#### Given task:
Omit any picture, and return the remaining data exactly as written.

Stored data:
□ □ □ □

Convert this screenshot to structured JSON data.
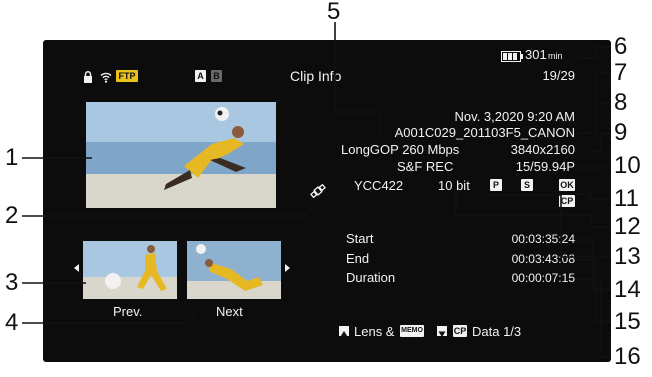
{
  "top_bar": {
    "ftp_badge": "FTP",
    "slot_a": "A",
    "slot_b": "B",
    "screen_title": "Clip Info",
    "battery_time": "301",
    "battery_unit": "min",
    "clip_counter": "19/29"
  },
  "clip_info": {
    "date_time": "Nov. 3,2020  9:20 AM",
    "clip_name": "A001C029_201103F5_CANON",
    "codec_bitrate": "LongGOP 260 Mbps",
    "resolution": "3840x2160",
    "sf_rec": "S&F REC",
    "frame_rate": "15/59.94P",
    "color_sampling": "YCC422",
    "bit_depth": "10 bit",
    "mark_p": "P",
    "mark_s": "S",
    "mark_ok": "OK",
    "mark_cp": "CP"
  },
  "timecodes": {
    "start_label": "Start",
    "start_value": "00:03:35:24",
    "end_label": "End",
    "end_value": "00:03:43:08",
    "duration_label": "Duration",
    "duration_value": "00:00:07:15"
  },
  "nav": {
    "prev_label": "Prev.",
    "next_label": "Next"
  },
  "bottom_bar": {
    "lens_label": "Lens &",
    "memo_badge": "MEMO",
    "cp_badge": "CP",
    "data_label": "Data 1/3"
  },
  "callouts": [
    "1",
    "2",
    "3",
    "4",
    "5",
    "6",
    "7",
    "8",
    "9",
    "10",
    "11",
    "12",
    "13",
    "14",
    "15",
    "16"
  ],
  "icons": [
    "lock-icon",
    "wifi-icon",
    "battery-icon",
    "gps-icon",
    "left-arrow-icon",
    "right-arrow-icon",
    "up-arrow-icon",
    "down-arrow-icon"
  ],
  "colors": {
    "screen_bg": "#0c0c0c",
    "ftp_badge": "#e8c21a",
    "text": "#f2f2f2"
  }
}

□ □ □ □

#### Answer to this problem:
Convert this screenshot to structured JSON data.
{
  "top_bar": {
    "ftp_badge": "FTP",
    "slot_a": "A",
    "slot_b": "B",
    "screen_title": "Clip Info",
    "battery_time": "301",
    "battery_unit": "min",
    "clip_counter": "19/29"
  },
  "clip_info": {
    "date_time": "Nov. 3,2020  9:20 AM",
    "clip_name": "A001C029_201103F5_CANON",
    "codec_bitrate": "LongGOP 260 Mbps",
    "resolution": "3840x2160",
    "sf_rec": "S&F REC",
    "frame_rate": "15/59.94P",
    "color_sampling": "YCC422",
    "bit_depth": "10 bit",
    "mark_p": "P",
    "mark_s": "S",
    "mark_ok": "OK",
    "mark_cp": "CP"
  },
  "timecodes": {
    "start_label": "Start",
    "start_value": "00:03:35:24",
    "end_label": "End",
    "end_value": "00:03:43:08",
    "duration_label": "Duration",
    "duration_value": "00:00:07:15"
  },
  "nav": {
    "prev_label": "Prev.",
    "next_label": "Next"
  },
  "bottom_bar": {
    "lens_label": "Lens &",
    "memo_badge": "MEMO",
    "cp_badge": "CP",
    "data_label": "Data 1/3"
  },
  "callouts": [
    "1",
    "2",
    "3",
    "4",
    "5",
    "6",
    "7",
    "8",
    "9",
    "10",
    "11",
    "12",
    "13",
    "14",
    "15",
    "16"
  ],
  "icons": [
    "lock-icon",
    "wifi-icon",
    "battery-icon",
    "gps-icon",
    "left-arrow-icon",
    "right-arrow-icon",
    "up-arrow-icon",
    "down-arrow-icon"
  ],
  "colors": {
    "screen_bg": "#0c0c0c",
    "ftp_badge": "#e8c21a",
    "text": "#f2f2f2"
  }
}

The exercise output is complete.